TEXT TO READ:
════════════════════

Method of Combining Stimuli

Each VOW sequence was combined with an AUD sequence at an equal sound intensity by first calculating the rms level of the VOW sequence and then adjusting the rms level of the AUD sequence to the same level. All sequences of one specific VOW type had very similar rms levels, however, they did vary slightly among VOW types. The overall presentation level of the combined VOW and AUD sequences varied between 62 and 65 dB. For two listeners, the presentation level was increased by another 5 dB to ensure a comfortable listening level. Each sound sequence was combined with a VIS sequence—thus stimuli of all three types (VOW, AUD, VIS) were present on all trials (Figure 2). Targets, when present, were only present in one sequence—the one to which listeners were instructed to attend.

Visual stimuli were displayed by a Christie video projector on an MRI-compatible screen at the head of the scanner bore, which was then projected onto a mirror situated approximately 90 mm from the eyes. The full-screen display subtended a visual angle of 16.7°. Auditory stimuli were presented diotically using Nordic Neuro Labs (NNL) electrostatic headphones which have a relatively flat frequency response up to at least 8 kHz, and which passively attenuate background (i.e., imaging system) noise by approximately 30 dB.

Procedure

We used a sparse-imaging technique (Edmister, Talavage, Ledden, & Weisskopf, 1999; Hall et al., 1999), in which stimuli were presented in the silent intervals between successive scans. In each trial, a 300-msec silent pause was followed by an 8.4-sec stimulus sequence. This was followed by another 300-msec pause and then a 2-sec image acquisition period, for a total repeat time (TR) of 11 sec (Figure 2). A visual cue word for the next trial was presented in the 2-sec image acquisition period of the preceding trial. The cue told participants to which stimulus sequence they were expected to direct their attention in the upcoming trial. The cue word “quiet” instructed participants to listen to the VOW stream, and monitor for two consecutive attenuated stimuli. The cue word “depart” directed listeners' attention to the auditory distracter stream (AUD) in order to detect departing noises among a sequence of approaching noises. Lastly, the cue word “broken” instructed listeners to direct their attention to the visual stream (VIS) and to look for ellipses with broken lines. Listeners were instructed to press a button (with their right index finger) each time they perceived a target. In the case of vowel targets, participants were instructed to press the button only once in response to perceiving two consecutive attenuated vowels. For noise and visual stimuli, participants were asked to indicate the occurrence of every target in the sequence. Only one out of eight (12.5%) of the attended sequences contained targets, and targets were never present in unattended sequences.

════════════════════

EXTRACTED RECORDS:
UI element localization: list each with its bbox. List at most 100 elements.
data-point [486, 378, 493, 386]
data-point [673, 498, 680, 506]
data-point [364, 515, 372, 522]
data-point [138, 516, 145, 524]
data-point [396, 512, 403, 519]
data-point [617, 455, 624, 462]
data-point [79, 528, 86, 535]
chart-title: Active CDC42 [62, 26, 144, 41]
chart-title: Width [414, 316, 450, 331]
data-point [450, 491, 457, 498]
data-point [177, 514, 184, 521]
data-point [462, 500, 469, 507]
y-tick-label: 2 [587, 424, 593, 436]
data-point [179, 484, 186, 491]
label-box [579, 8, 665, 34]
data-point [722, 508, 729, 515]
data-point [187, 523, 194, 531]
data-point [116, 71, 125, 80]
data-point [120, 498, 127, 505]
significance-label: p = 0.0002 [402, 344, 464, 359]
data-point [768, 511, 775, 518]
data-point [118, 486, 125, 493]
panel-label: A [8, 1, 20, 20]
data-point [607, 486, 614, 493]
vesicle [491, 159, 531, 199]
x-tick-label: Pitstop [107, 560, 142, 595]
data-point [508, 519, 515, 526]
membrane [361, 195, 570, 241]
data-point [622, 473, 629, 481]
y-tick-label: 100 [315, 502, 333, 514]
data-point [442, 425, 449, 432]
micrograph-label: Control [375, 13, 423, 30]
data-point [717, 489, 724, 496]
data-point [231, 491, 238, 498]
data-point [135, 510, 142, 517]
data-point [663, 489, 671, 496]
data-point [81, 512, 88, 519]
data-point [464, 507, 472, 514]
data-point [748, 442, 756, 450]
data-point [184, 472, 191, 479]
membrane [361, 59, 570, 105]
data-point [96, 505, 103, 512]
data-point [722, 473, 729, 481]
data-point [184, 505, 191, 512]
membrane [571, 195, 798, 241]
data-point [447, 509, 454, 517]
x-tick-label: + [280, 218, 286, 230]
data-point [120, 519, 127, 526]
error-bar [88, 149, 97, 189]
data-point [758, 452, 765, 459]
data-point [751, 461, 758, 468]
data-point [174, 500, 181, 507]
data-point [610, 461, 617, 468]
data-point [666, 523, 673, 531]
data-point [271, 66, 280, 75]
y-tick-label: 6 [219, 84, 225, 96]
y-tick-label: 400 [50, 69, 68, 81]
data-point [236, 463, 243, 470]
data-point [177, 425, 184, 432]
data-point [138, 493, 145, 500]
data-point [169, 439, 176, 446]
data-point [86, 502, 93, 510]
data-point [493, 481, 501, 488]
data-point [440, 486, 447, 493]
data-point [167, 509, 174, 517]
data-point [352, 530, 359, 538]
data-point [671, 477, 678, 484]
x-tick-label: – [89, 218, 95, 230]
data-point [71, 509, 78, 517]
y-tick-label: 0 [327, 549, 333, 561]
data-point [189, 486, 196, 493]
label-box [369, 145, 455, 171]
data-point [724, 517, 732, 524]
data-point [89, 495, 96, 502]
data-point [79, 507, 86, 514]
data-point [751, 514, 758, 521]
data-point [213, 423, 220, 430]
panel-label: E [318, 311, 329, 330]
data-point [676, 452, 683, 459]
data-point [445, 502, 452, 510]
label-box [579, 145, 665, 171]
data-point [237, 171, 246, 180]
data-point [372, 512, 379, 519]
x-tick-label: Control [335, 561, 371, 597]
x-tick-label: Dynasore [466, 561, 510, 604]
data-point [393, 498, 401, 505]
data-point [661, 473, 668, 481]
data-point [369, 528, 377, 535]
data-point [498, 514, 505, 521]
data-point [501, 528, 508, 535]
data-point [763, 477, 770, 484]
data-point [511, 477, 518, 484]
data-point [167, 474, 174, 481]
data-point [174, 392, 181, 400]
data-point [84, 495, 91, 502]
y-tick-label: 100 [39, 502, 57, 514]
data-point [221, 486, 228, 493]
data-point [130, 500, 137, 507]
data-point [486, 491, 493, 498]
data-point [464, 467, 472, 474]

════════════════════

TASK DIRECTIONS: Reproduce, word for word, the stretch of the methods text above from "Each VOW sequence" through "instructed to attend.".

SOLUTION:
Each VOW sequence was combined with an AUD sequence at an equal sound intensity by first calculating the rms level of the VOW sequence and then adjusting the rms level of the AUD sequence to the same level. All sequences of one specific VOW type had very similar rms levels, however, they did vary slightly among VOW types. The overall presentation level of the combined VOW and AUD sequences varied between 62 and 65 dB. For two listeners, the presentation level was increased by another 5 dB to ensure a comfortable listening level. Each sound sequence was combined with a VIS sequence—thus stimuli of all three types (VOW, AUD, VIS) were present on all trials (Figure 2). Targets, when present, were only present in one sequence—the one to which listeners were instructed to attend.